## Dataset entries:
—————

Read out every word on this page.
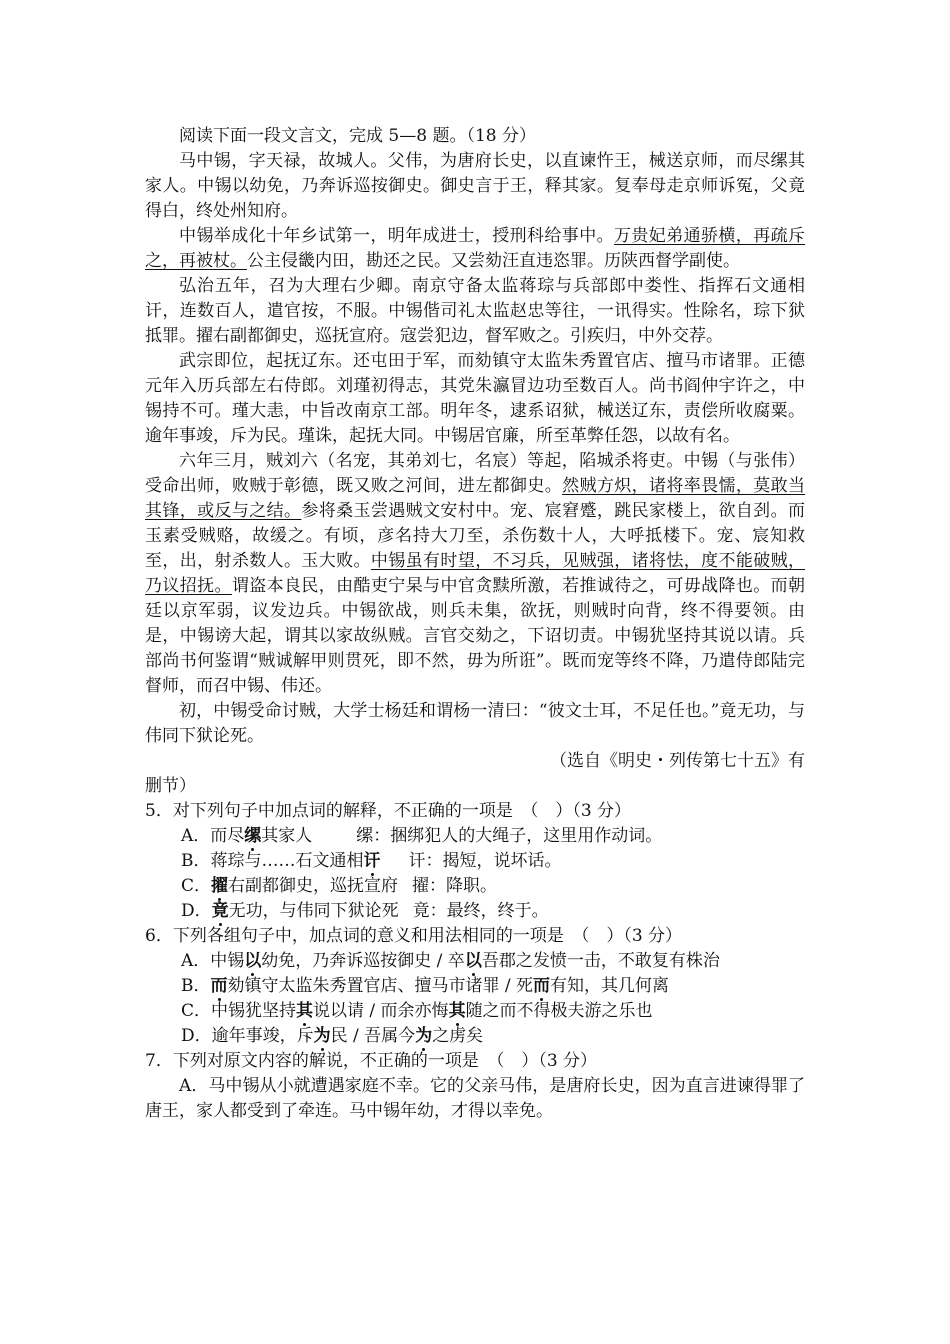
阅读下面一段文言文，完成 5—8 题。（18 分）

马中锡，字天禄，故城人。父伟，为唐府长史，以直谏忤王，械送京师，而尽缧其家人。中锡以幼免，乃奔诉巡按御史。御史言于王，释其家。复奉母走京师诉冤，父竟得白，终处州知府。

中锡举成化十年乡试第一，明年成进士，授刑科给事中。万贵妃弟通骄横，再疏斥之，再被杖。公主侵畿内田，勘还之民。又尝劾汪直违恣罪。历陕西督学副使。

弘治五年，召为大理右少卿。南京守备太监蒋琮与兵部郎中娄性、指挥石文通相讦，连数百人，遣官按，不服。中锡偕司礼太监赵忠等往，一讯得实。性除名，琮下狱抵罪。擢右副都御史，巡抚宣府。寇尝犯边，督军败之。引疾归，中外交荐。

武宗即位，起抚辽东。还屯田于军，而劾镇守太监朱秀置官店、擅马市诸罪。正德元年入历兵部左右侍郎。刘瑾初得志，其党朱瀛冒边功至数百人。尚书阎仲宇许之，中锡持不可。瑾大恚，中旨改南京工部。明年冬，逮系诏狱，械送辽东，责偿所收腐粟。逾年事竣，斥为民。瑾诛，起抚大同。中锡居官廉，所至革弊任怨，以故有名。

六年三月，贼刘六（名宠，其弟刘七，名宸）等起，陷城杀将吏。中锡（与张伟）受命出师，败贼于彰德，既又败之河间，进左都御史。然贼方炽，诸将率畏懦，莫敢当其锋，或反与之结。参将桑玉尝遇贼文安村中。宠、宸窘蹙，跳民家楼上，欲自刭。而玉素受贼赂，故缓之。有顷，彦名持大刀至，杀伤数十人，大呼抵楼下。宠、宸知救至，出，射杀数人。玉大败。中锡虽有时望，不习兵，见贼强，诸将怯，度不能破贼，乃议招抚。谓盗本良民，由酷吏宁杲与中官贪黩所激，若推诚待之，可毋战降也。而朝廷以京军弱，议发边兵。中锡欲战，则兵未集，欲抚，则贼时向背，终不得要领。由是，中锡谤大起，谓其以家故纵贼。言官交劾之，下诏切责。中锡犹坚持其说以请。兵部尚书何鉴谓“贼诚解甲则贯死，即不然，毋为所诳”。既而宠等终不降，乃遣侍郎陆完督师，而召中锡、伟还。

初，中锡受命讨贼，大学士杨廷和谓杨一清曰：“彼文士耳，不足任也。”竟无功，与伟同下狱论死。

（选自《明史・列传第七十五》有

删节）

5．对下列句子中加点词的解释，不正确的一项是　（　）（3 分）

A．而尽缧其家人	缧：捆绑犯人的大绳子，这里用作动词。

B．蒋琮与……石文通相讦 讦：揭短，说坏话。

C．擢右副都御史，巡抚宣府 擢：降职。

D．竟无功，与伟同下狱论死 竟：最终，终于。

6．下列各组句子中，加点词的意义和用法相同的一项是　（　）（3 分）

A．中锡以幼免，乃奔诉巡按御史 / 卒以吾郡之发愤一击，不敢复有株治

B．而劾镇守太监朱秀置官店、擅马市诸罪 / 死而有知，其几何离

C．中锡犹坚持其说以请 / 而余亦悔其随之而不得极夫游之乐也

D．逾年事竣，斥为民 / 吾属今为之虏矣

7．下列对原文内容的解说，不正确的一项是　（　）（3 分）

A．马中锡从小就遭遇家庭不幸。它的父亲马伟，是唐府长史，因为直言进谏得罪了唐王，家人都受到了牵连。马中锡年幼，才得以幸免。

—————

## Do this:
Write the lines above out again exactly, without any of their pictures.

## Exercise answer:
Read out every word on this page.
阅读下面一段文言文，完成 5—8 题。（18 分）

马中锡，字天禄，故城人。父伟，为唐府长史，以直谏忤王，械送京师，而尽缧其家人。中锡以幼免，乃奔诉巡按御史。御史言于王，释其家。复奉母走京师诉冤，父竟得白，终处州知府。

中锡举成化十年乡试第一，明年成进士，授刑科给事中。万贵妃弟通骄横，再疏斥之，再被杖。公主侵畿内田，勘还之民。又尝劾汪直违恣罪。历陕西督学副使。

弘治五年，召为大理右少卿。南京守备太监蒋琮与兵部郎中娄性、指挥石文通相讦，连数百人，遣官按，不服。中锡偕司礼太监赵忠等往，一讯得实。性除名，琮下狱抵罪。擢右副都御史，巡抚宣府。寇尝犯边，督军败之。引疾归，中外交荐。

武宗即位，起抚辽东。还屯田于军，而劾镇守太监朱秀置官店、擅马市诸罪。正德元年入历兵部左右侍郎。刘瑾初得志，其党朱瀛冒边功至数百人。尚书阎仲宇许之，中锡持不可。瑾大恚，中旨改南京工部。明年冬，逮系诏狱，械送辽东，责偿所收腐粟。逾年事竣，斥为民。瑾诛，起抚大同。中锡居官廉，所至革弊任怨，以故有名。

六年三月，贼刘六（名宠，其弟刘七，名宸）等起，陷城杀将吏。中锡（与张伟）受命出师，败贼于彰德，既又败之河间，进左都御史。然贼方炽，诸将率畏懦，莫敢当其锋，或反与之结。参将桑玉尝遇贼文安村中。宠、宸窘蹙，跳民家楼上，欲自刭。而玉素受贼赂，故缓之。有顷，彦名持大刀至，杀伤数十人，大呼抵楼下。宠、宸知救至，出，射杀数人。玉大败。中锡虽有时望，不习兵，见贼强，诸将怯，度不能破贼，乃议招抚。谓盗本良民，由酷吏宁杲与中官贪黩所激，若推诚待之，可毋战降也。而朝廷以京军弱，议发边兵。中锡欲战，则兵未集，欲抚，则贼时向背，终不得要领。由是，中锡谤大起，谓其以家故纵贼。言官交劾之，下诏切责。中锡犹坚持其说以请。兵部尚书何鉴谓“贼诚解甲则贯死，即不然，毋为所诳”。既而宠等终不降，乃遣侍郎陆完督师，而召中锡、伟还。

初，中锡受命讨贼，大学士杨廷和谓杨一清曰：“彼文士耳，不足任也。”竟无功，与伟同下狱论死。

（选自《明史・列传第七十五》有

删节）

5．对下列句子中加点词的解释，不正确的一项是　（　）（3 分）

A．而尽缧其家人	缧：捆绑犯人的大绳子，这里用作动词。

B．蒋琮与……石文通相讦 讦：揭短，说坏话。

C．擢右副都御史，巡抚宣府 擢：降职。

D．竟无功，与伟同下狱论死 竟：最终，终于。

6．下列各组句子中，加点词的意义和用法相同的一项是　（　）（3 分）

A．中锡以幼免，乃奔诉巡按御史 / 卒以吾郡之发愤一击，不敢复有株治

B．而劾镇守太监朱秀置官店、擅马市诸罪 / 死而有知，其几何离

C．中锡犹坚持其说以请 / 而余亦悔其随之而不得极夫游之乐也

D．逾年事竣，斥为民 / 吾属今为之虏矣

7．下列对原文内容的解说，不正确的一项是　（　）（3 分）

A．马中锡从小就遭遇家庭不幸。它的父亲马伟，是唐府长史，因为直言进谏得罪了唐王，家人都受到了牵连。马中锡年幼，才得以幸免。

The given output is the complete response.